In the entries below, count each line holding the word "user". Answer with the total alone.

+ + + +

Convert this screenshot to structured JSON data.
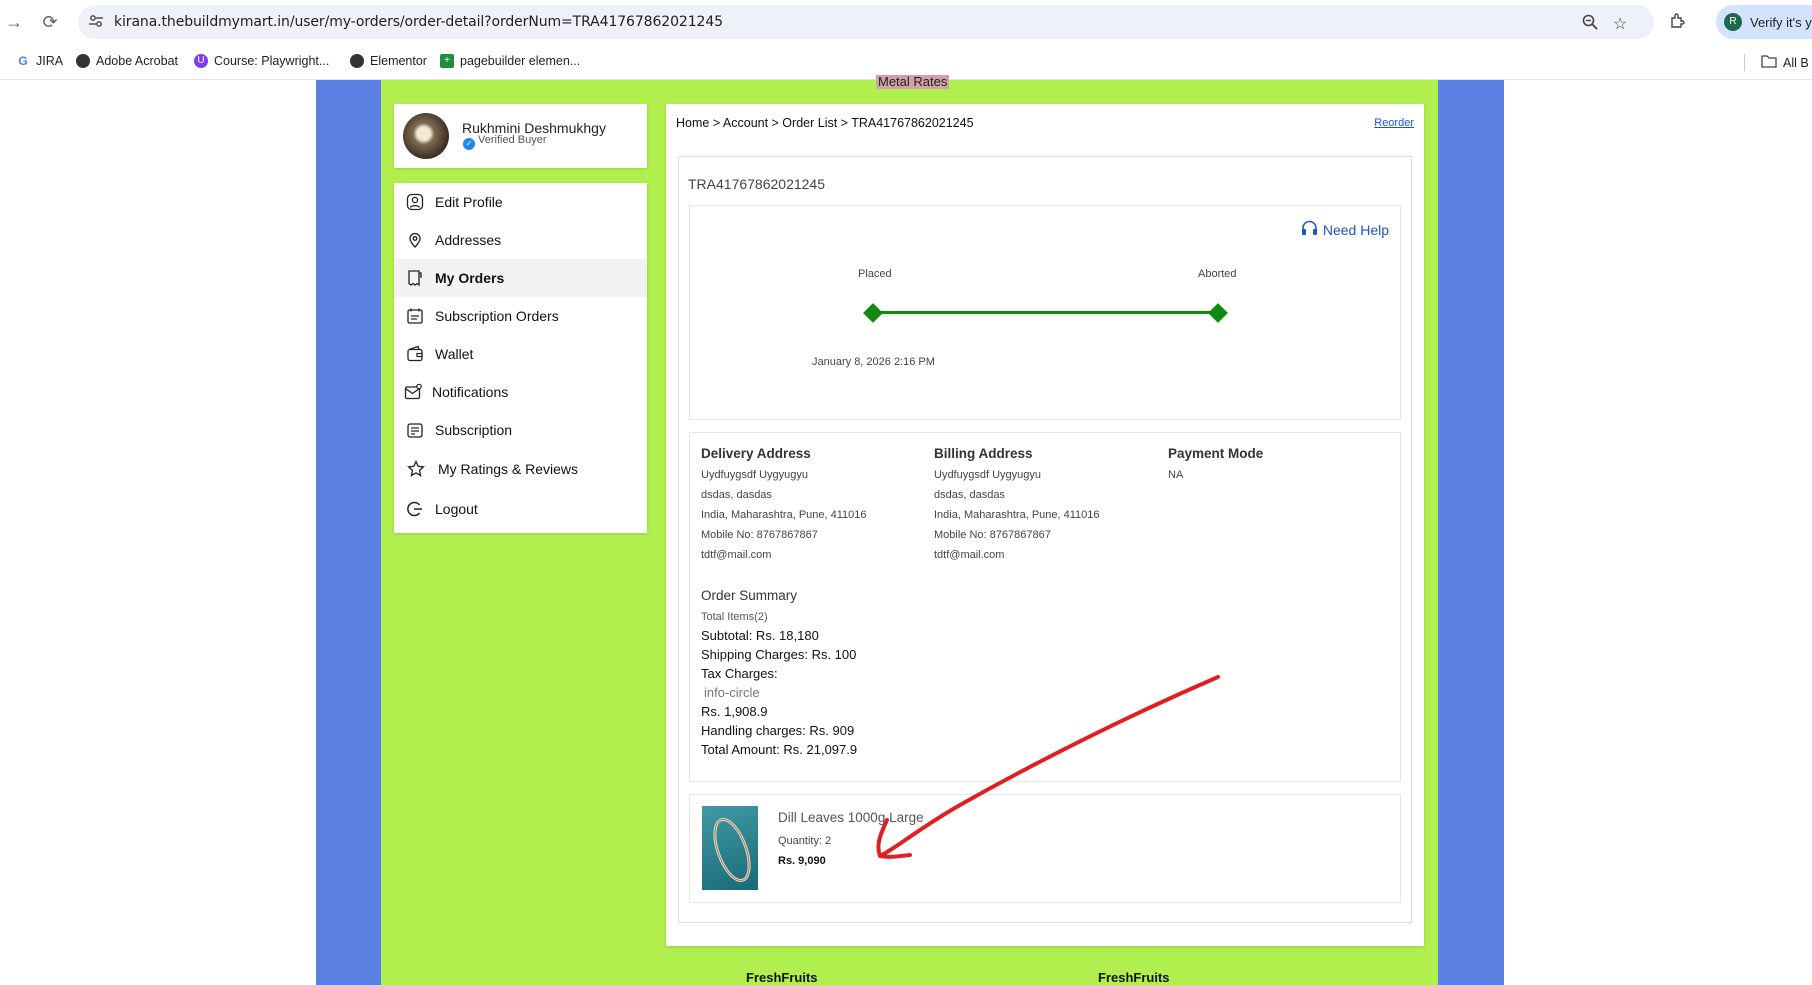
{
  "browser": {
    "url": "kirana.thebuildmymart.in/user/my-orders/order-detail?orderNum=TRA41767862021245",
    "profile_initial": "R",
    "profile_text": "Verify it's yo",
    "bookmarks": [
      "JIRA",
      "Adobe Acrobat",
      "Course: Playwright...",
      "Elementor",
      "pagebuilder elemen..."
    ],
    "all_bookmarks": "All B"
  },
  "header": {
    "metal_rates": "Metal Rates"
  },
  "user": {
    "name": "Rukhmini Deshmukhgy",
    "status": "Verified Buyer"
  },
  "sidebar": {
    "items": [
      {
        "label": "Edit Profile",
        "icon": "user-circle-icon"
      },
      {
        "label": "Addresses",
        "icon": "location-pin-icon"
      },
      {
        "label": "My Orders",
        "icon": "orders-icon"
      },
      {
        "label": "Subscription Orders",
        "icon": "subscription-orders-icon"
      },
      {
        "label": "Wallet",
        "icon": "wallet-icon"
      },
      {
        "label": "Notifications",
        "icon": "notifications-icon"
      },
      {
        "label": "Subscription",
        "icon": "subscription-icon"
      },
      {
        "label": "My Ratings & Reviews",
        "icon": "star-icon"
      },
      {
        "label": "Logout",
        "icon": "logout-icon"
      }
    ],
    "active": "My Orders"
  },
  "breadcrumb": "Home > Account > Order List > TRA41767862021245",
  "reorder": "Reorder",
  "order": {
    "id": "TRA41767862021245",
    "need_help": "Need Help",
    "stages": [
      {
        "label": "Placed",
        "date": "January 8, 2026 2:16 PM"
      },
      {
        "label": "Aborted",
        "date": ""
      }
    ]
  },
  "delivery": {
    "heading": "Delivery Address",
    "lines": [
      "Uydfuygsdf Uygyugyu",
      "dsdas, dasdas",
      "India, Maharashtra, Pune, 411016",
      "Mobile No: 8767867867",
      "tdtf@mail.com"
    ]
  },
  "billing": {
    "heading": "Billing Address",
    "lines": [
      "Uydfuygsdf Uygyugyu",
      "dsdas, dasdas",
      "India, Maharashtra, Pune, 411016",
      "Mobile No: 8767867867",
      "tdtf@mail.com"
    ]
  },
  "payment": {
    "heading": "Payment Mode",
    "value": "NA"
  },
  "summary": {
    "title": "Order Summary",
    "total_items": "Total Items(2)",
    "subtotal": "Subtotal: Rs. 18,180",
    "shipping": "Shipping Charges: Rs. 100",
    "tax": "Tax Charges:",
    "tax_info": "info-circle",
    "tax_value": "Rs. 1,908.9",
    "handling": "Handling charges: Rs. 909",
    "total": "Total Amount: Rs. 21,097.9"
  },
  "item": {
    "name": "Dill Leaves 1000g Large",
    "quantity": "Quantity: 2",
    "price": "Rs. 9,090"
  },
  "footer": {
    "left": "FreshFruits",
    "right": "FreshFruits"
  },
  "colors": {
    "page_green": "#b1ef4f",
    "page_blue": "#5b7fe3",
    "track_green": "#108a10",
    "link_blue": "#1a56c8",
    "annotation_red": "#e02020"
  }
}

+ + + +

• _TASK RESULT_: 3